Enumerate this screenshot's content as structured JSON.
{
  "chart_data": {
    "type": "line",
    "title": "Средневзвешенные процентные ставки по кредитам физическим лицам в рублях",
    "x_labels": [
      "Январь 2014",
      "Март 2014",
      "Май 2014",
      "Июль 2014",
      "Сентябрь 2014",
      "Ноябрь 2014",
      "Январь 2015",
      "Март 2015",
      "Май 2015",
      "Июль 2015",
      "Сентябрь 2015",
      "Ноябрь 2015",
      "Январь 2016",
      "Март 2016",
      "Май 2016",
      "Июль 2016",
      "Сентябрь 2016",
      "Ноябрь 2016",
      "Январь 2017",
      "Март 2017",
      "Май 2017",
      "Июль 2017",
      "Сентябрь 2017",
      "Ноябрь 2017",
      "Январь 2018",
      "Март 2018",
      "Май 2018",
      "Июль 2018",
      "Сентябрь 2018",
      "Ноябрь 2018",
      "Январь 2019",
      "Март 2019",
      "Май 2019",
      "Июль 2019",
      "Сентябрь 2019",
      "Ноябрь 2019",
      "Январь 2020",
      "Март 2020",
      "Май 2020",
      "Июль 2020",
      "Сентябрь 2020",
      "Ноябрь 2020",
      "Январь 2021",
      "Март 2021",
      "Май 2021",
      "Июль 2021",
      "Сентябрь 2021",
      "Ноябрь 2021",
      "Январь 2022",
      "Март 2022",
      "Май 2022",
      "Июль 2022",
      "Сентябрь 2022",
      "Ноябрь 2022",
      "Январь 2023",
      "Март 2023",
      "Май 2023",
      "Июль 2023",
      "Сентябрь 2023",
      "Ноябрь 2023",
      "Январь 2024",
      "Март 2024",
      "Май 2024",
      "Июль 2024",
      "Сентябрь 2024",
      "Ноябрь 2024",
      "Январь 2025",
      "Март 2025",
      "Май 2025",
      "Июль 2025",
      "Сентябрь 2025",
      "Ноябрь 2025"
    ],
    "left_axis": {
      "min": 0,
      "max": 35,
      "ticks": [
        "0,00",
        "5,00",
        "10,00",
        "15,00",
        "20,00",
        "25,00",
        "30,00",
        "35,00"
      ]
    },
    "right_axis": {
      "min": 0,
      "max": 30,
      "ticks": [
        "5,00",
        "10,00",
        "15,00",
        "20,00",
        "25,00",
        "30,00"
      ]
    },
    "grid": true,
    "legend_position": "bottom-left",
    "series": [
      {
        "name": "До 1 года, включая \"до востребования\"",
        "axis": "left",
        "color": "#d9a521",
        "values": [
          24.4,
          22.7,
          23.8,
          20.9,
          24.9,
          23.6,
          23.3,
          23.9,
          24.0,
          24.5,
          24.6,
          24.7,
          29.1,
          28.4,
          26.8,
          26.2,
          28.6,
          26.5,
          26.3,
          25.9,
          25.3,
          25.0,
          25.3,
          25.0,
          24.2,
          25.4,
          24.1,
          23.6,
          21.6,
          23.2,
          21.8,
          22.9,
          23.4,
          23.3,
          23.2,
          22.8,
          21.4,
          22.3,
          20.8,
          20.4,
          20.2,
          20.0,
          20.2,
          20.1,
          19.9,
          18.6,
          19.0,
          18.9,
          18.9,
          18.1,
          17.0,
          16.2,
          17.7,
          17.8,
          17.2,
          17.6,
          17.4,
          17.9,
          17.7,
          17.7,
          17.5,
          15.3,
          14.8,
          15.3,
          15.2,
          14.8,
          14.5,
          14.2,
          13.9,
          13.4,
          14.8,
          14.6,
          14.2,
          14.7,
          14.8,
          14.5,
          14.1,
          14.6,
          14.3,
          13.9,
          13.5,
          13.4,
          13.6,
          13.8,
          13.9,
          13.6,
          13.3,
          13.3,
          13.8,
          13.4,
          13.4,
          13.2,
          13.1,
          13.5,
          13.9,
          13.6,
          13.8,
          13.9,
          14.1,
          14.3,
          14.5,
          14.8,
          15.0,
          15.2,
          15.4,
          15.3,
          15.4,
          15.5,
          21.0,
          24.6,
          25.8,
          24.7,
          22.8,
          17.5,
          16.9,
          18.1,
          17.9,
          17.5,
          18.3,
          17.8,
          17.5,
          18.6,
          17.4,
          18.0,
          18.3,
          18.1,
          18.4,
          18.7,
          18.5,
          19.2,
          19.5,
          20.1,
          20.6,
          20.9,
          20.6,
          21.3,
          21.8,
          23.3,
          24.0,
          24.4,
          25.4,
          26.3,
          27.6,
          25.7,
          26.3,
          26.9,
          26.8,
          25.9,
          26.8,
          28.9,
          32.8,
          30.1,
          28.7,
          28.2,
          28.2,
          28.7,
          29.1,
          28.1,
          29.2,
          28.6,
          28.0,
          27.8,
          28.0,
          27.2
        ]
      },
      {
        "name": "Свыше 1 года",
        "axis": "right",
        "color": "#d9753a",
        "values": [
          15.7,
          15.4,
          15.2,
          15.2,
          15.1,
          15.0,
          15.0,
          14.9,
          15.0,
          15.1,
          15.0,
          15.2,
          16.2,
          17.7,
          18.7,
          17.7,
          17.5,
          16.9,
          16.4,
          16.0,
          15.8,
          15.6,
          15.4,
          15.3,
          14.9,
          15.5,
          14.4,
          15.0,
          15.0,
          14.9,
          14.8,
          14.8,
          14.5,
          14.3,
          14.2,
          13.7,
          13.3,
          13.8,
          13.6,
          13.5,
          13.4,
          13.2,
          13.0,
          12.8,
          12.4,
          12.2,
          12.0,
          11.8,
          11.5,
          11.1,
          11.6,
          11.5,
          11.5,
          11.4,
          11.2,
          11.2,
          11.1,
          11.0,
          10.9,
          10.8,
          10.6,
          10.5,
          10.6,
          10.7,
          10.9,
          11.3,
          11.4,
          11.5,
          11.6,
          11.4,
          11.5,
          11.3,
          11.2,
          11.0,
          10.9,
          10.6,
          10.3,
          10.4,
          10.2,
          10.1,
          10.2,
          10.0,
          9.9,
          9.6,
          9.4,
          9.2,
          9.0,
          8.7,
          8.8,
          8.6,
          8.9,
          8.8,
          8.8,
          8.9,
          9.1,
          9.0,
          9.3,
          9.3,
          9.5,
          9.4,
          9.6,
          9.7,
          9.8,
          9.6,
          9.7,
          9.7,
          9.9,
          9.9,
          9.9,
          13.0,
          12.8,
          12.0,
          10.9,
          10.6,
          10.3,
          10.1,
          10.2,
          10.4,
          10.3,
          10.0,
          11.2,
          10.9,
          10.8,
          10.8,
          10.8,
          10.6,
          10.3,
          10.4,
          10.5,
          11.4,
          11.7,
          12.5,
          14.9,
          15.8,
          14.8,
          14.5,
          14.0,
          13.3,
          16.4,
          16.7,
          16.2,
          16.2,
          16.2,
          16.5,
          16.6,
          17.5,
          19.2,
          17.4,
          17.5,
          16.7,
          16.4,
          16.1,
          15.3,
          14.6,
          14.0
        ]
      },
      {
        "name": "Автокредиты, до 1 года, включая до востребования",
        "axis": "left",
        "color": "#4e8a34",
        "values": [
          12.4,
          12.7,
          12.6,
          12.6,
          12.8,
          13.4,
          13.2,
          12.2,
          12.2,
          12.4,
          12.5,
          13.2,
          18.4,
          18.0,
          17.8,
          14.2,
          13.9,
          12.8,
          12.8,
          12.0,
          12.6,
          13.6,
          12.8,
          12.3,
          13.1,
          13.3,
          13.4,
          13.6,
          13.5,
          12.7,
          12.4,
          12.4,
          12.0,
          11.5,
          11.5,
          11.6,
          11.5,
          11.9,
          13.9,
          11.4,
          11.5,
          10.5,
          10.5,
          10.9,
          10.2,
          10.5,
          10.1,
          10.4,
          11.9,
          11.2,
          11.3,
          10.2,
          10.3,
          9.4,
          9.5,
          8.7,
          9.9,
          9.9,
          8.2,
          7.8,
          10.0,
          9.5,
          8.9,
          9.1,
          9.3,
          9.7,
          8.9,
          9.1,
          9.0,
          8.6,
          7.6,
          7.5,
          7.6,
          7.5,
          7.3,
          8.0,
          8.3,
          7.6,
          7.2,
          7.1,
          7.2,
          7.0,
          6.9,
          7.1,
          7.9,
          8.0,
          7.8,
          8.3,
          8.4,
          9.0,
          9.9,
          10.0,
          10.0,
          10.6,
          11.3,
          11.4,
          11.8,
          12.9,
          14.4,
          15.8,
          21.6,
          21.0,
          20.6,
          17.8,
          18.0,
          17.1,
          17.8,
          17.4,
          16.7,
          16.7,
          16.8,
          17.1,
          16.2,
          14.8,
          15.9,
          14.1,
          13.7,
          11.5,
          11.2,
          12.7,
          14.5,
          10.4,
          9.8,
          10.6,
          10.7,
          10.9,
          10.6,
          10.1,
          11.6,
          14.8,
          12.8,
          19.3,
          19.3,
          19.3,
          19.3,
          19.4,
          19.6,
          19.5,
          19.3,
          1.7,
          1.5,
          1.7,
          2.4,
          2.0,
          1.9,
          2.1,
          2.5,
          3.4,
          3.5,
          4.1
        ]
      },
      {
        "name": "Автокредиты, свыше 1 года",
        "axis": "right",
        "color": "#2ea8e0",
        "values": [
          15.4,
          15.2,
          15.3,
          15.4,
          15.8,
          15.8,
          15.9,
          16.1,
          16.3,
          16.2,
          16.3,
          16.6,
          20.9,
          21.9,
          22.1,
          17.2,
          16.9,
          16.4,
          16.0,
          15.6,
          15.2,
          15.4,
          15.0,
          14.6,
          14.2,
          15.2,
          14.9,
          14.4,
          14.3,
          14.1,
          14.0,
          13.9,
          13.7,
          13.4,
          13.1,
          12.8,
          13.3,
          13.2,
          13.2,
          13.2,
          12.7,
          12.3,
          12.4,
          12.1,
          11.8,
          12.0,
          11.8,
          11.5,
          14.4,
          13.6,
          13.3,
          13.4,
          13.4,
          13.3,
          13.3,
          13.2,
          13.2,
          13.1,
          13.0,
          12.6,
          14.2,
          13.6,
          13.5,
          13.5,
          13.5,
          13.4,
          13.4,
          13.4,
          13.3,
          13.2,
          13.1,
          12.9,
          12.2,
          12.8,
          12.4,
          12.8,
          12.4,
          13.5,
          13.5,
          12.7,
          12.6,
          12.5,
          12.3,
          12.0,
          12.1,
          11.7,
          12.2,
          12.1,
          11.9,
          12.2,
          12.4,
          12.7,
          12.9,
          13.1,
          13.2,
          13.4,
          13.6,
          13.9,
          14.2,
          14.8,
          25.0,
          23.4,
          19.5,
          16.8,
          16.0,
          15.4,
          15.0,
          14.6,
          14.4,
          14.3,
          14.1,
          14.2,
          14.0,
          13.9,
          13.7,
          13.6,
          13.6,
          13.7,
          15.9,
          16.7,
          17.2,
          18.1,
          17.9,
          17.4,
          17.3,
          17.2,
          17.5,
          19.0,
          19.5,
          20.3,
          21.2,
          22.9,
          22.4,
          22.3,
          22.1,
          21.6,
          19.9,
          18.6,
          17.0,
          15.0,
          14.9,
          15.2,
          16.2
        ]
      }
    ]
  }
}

§ WORK TO BE COMPLETED
Where does the word "Сентябрь" appear? Return each line that holds it.

§ THE OUTPUT
      "Сентябрь 2014",
      "Сентябрь 2015",
      "Сентябрь 2016",
      "Сентябрь 2017",
      "Сентябрь 2018",
      "Сентябрь 2019",
      "Сентябрь 2020",
      "Сентябрь 2021",
      "Сентябрь 2022",
      "Сентябрь 2023",
      "Сентябрь 2024",
      "Сентябрь 2025",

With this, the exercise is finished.